GIVEN PROBLEM:
Return the lines where the word "Adobe" occurs.

Data records:
****************************************

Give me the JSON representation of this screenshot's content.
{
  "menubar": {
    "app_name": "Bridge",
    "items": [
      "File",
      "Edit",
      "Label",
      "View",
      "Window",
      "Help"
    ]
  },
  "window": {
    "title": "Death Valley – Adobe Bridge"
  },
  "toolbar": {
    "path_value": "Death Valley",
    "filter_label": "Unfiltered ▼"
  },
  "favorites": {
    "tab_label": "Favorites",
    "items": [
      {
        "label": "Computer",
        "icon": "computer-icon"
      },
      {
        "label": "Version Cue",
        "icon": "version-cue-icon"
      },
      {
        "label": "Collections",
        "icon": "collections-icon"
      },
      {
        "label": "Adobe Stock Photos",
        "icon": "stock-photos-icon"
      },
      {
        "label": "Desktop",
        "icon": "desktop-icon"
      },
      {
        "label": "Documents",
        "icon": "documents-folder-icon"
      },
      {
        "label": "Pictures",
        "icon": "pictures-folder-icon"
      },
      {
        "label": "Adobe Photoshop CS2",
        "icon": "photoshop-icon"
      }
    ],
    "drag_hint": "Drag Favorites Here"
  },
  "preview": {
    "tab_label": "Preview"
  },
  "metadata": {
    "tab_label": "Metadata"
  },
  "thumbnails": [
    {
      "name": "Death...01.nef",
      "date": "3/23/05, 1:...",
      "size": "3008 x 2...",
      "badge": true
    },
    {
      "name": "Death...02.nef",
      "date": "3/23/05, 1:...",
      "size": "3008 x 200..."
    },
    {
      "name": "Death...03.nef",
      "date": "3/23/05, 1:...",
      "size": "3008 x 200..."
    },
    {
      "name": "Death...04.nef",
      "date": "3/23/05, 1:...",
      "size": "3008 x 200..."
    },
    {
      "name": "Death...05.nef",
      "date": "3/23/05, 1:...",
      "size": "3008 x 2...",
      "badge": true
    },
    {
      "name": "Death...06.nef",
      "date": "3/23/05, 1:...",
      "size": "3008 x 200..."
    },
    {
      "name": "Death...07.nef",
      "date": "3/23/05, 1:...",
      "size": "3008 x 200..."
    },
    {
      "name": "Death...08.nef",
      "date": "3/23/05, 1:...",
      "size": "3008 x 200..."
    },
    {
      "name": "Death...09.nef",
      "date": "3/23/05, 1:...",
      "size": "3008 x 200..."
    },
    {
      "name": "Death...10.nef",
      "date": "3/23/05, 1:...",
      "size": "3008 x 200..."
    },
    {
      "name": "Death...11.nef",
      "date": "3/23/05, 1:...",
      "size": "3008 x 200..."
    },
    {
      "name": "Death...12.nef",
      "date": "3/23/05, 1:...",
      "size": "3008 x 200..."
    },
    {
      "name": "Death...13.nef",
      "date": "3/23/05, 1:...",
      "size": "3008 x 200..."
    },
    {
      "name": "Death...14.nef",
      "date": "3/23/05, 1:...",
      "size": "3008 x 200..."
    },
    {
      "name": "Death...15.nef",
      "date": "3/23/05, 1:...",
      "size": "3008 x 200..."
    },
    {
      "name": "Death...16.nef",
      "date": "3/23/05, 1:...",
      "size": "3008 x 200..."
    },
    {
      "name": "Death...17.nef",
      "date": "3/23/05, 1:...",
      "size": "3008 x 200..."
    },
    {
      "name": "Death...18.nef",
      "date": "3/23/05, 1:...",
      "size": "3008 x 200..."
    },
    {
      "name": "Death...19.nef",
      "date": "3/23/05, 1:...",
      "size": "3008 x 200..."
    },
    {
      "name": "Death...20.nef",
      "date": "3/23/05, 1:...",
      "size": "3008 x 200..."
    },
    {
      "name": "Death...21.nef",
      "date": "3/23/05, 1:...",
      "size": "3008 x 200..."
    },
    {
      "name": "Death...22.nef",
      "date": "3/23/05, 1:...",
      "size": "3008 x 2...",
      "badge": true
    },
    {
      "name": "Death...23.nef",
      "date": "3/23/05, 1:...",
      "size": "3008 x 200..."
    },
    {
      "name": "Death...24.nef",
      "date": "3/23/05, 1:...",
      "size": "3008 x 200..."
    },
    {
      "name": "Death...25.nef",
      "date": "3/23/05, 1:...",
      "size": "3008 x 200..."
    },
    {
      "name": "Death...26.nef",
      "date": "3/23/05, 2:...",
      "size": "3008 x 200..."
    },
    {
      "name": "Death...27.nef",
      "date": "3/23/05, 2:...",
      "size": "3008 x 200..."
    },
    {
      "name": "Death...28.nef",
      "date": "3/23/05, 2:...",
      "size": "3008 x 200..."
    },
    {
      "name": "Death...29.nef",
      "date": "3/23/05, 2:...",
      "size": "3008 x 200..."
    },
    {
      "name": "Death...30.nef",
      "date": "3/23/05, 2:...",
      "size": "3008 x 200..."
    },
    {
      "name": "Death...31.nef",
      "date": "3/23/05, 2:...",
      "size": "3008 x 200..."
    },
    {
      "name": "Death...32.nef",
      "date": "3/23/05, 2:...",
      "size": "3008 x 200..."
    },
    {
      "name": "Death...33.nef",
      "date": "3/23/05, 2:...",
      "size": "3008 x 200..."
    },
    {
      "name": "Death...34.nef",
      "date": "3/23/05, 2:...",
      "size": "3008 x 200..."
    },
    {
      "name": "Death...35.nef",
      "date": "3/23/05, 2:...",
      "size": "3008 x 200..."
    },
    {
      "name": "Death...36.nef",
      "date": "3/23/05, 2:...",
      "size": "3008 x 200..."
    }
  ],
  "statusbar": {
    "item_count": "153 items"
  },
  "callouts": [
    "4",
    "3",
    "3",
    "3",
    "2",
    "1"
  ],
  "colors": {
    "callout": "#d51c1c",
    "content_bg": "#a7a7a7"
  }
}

****************************************

RESULT OF THIS EXERCISE:
    "title": "Death Valley – Adobe Bridge"
        "label": "Adobe Stock Photos",
        "label": "Adobe Photoshop CS2",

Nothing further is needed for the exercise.